══ Stored rows ══

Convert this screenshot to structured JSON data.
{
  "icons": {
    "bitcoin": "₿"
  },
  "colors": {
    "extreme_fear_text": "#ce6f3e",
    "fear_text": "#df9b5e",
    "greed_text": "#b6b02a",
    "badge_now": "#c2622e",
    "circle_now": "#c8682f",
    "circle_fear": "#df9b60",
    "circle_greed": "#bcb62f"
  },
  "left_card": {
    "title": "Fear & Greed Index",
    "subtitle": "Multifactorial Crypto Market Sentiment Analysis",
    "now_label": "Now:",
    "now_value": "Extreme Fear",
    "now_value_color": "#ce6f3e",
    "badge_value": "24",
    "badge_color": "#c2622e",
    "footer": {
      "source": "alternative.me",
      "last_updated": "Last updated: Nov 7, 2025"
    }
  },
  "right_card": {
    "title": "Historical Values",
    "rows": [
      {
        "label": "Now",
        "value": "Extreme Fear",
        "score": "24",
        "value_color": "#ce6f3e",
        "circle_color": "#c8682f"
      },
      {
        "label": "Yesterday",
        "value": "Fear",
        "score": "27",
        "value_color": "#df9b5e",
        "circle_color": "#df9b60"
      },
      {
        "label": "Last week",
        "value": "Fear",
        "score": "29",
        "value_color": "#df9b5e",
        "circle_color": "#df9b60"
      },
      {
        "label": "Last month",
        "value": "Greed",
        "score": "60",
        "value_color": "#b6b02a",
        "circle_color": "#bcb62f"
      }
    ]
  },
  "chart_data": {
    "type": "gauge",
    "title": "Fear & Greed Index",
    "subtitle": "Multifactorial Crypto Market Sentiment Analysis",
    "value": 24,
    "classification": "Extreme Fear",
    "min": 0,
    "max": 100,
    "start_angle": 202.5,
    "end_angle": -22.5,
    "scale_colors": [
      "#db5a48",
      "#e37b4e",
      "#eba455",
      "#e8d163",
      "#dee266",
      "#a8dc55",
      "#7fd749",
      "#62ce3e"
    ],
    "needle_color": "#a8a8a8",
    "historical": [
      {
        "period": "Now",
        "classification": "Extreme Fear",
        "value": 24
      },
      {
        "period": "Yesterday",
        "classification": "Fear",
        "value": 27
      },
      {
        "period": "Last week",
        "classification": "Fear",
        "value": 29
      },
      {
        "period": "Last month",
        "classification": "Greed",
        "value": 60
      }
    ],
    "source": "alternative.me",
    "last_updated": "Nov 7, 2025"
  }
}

═══

• Problem to solve
From the listing above, pick out every line containing "period".

• The answer
        "period": "Now",
        "period": "Yesterday",
        "period": "Last week",
        "period": "Last month",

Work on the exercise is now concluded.